→ **ENTRIES SUPPLIED**:
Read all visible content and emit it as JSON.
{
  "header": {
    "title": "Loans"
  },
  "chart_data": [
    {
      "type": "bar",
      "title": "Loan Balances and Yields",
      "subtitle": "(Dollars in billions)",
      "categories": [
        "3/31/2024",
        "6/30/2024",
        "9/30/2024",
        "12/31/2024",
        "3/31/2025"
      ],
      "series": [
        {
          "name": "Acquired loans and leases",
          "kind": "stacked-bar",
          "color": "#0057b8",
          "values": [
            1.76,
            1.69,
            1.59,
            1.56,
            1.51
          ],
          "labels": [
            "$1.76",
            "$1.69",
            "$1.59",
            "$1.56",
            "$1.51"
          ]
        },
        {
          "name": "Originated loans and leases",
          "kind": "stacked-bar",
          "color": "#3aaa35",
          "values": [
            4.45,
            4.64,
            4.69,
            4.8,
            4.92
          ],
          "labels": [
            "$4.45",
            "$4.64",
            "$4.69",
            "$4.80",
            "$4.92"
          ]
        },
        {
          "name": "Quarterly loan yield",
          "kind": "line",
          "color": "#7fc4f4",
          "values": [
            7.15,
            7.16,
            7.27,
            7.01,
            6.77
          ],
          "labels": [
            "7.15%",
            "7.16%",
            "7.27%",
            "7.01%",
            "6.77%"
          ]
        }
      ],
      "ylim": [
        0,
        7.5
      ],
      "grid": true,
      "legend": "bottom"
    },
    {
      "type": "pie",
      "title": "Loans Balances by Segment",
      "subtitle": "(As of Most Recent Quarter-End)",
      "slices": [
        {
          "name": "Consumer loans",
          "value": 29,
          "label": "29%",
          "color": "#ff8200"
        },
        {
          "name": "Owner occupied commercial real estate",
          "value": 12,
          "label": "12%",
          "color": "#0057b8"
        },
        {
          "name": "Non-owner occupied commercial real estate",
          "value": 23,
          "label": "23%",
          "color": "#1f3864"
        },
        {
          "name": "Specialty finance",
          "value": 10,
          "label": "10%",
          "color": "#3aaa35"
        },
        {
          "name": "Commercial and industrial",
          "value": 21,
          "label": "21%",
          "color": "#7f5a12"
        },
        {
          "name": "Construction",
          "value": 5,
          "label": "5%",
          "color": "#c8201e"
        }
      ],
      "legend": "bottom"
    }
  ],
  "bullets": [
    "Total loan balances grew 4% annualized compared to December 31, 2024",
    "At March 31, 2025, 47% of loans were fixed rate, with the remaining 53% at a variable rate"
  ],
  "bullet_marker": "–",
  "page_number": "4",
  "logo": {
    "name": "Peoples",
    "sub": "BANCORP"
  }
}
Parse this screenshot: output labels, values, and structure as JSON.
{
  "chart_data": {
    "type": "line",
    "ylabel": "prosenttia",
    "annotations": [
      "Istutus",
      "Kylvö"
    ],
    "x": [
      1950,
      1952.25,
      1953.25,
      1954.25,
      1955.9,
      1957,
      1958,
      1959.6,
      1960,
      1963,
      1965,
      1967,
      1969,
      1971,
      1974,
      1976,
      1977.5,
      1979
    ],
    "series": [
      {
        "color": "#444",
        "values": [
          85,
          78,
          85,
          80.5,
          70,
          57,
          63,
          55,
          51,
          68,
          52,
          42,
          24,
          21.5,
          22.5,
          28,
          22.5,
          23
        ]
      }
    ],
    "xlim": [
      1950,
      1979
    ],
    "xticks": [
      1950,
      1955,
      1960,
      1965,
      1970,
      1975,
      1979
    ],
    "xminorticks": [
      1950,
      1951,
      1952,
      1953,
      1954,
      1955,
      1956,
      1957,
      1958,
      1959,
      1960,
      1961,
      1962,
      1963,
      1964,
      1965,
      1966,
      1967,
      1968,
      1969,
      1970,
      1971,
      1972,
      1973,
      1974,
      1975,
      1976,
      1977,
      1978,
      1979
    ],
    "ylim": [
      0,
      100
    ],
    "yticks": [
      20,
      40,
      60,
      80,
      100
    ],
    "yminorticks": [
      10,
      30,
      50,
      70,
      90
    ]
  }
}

→ **TASK STATEMENT**: Using the material above, gather every line that includes "leases".

→ **SOLUTION TO THE EXERCISE**:
          "name": "Acquired loans and leases",
          "name": "Originated loans and leases",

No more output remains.